**YOUR TASK:** Report, as a bare number, how many lines hold "structured".

**MATERIAL:**
------
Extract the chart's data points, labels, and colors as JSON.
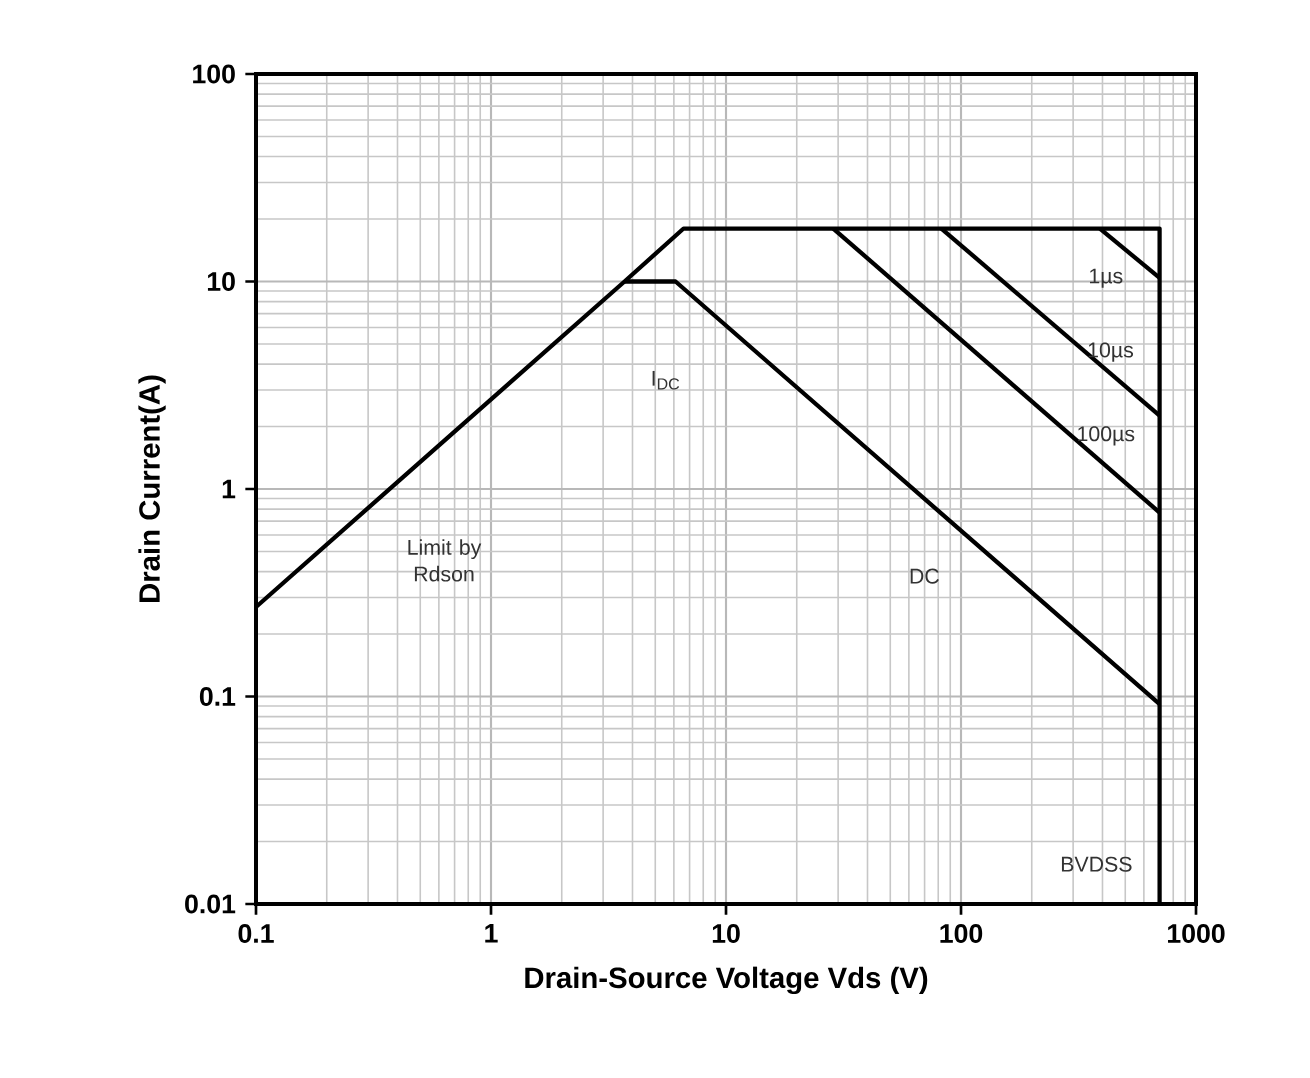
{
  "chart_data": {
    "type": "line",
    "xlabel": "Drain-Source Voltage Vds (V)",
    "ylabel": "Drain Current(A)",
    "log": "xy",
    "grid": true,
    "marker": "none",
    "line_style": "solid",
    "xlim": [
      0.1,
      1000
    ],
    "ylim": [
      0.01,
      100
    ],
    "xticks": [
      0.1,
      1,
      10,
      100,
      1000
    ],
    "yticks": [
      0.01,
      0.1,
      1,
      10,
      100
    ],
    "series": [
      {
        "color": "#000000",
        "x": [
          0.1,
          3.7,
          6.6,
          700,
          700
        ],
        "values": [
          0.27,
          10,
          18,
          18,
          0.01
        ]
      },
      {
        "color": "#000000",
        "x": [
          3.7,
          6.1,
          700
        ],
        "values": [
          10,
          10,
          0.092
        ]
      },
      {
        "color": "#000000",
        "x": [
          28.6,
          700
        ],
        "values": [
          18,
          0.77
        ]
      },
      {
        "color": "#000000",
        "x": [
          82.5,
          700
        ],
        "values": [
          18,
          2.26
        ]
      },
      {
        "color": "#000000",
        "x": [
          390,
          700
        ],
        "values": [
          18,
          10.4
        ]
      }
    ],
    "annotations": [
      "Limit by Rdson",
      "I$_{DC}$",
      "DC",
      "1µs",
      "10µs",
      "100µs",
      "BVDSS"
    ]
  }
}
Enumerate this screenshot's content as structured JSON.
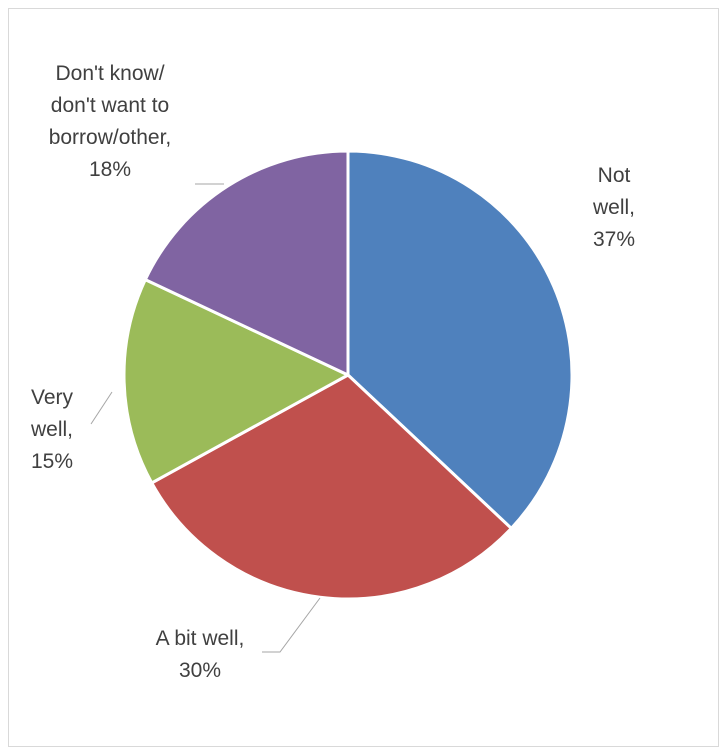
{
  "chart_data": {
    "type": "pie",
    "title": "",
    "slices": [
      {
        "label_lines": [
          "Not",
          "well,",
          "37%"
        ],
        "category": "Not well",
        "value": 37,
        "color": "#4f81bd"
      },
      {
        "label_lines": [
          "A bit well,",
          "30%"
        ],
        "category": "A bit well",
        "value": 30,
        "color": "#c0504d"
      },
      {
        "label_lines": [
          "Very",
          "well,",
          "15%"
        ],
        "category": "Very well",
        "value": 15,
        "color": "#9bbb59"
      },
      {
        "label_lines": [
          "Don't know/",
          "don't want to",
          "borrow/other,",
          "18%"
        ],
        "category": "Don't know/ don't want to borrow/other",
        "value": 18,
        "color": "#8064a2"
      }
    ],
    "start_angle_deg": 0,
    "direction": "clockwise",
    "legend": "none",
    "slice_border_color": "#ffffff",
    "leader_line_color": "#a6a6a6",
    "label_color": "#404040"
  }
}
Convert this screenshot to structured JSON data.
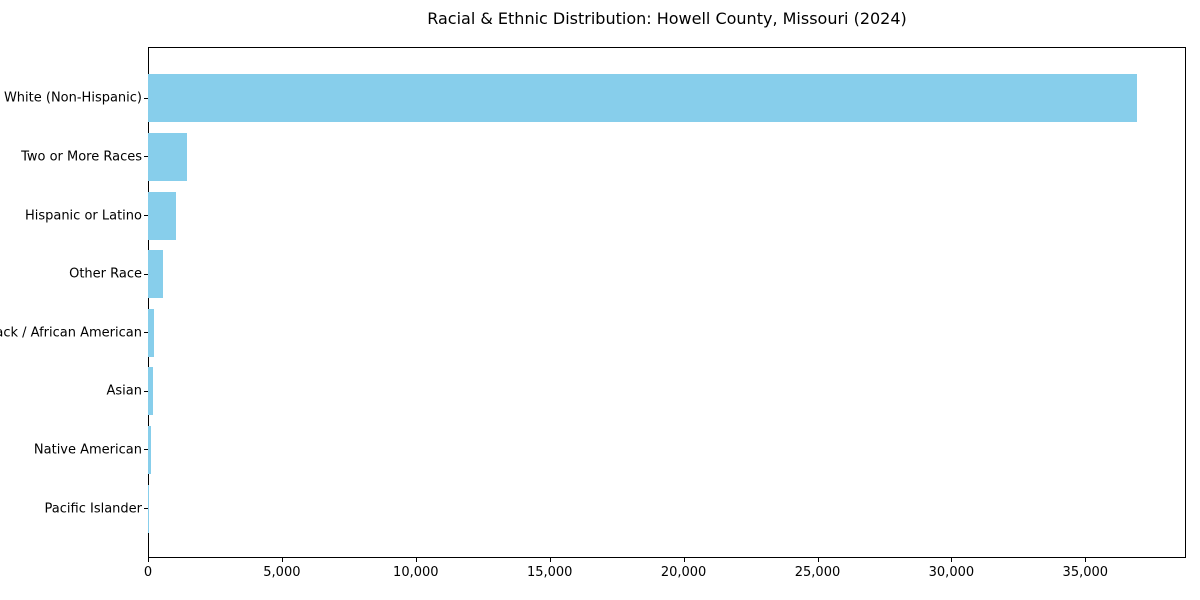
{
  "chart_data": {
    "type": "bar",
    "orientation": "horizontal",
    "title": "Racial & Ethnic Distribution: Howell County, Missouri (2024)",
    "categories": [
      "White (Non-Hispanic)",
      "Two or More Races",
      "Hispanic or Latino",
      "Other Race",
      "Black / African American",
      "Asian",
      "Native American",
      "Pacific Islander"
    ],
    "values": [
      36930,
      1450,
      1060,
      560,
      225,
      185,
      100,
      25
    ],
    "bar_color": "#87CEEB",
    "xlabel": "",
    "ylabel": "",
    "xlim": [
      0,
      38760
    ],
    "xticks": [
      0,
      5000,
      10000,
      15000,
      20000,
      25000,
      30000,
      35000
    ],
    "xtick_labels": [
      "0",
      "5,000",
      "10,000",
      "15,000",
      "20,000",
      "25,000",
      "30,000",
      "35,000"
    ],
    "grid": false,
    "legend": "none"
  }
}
------
**ANSWER TO THIS PROBLEM:** 2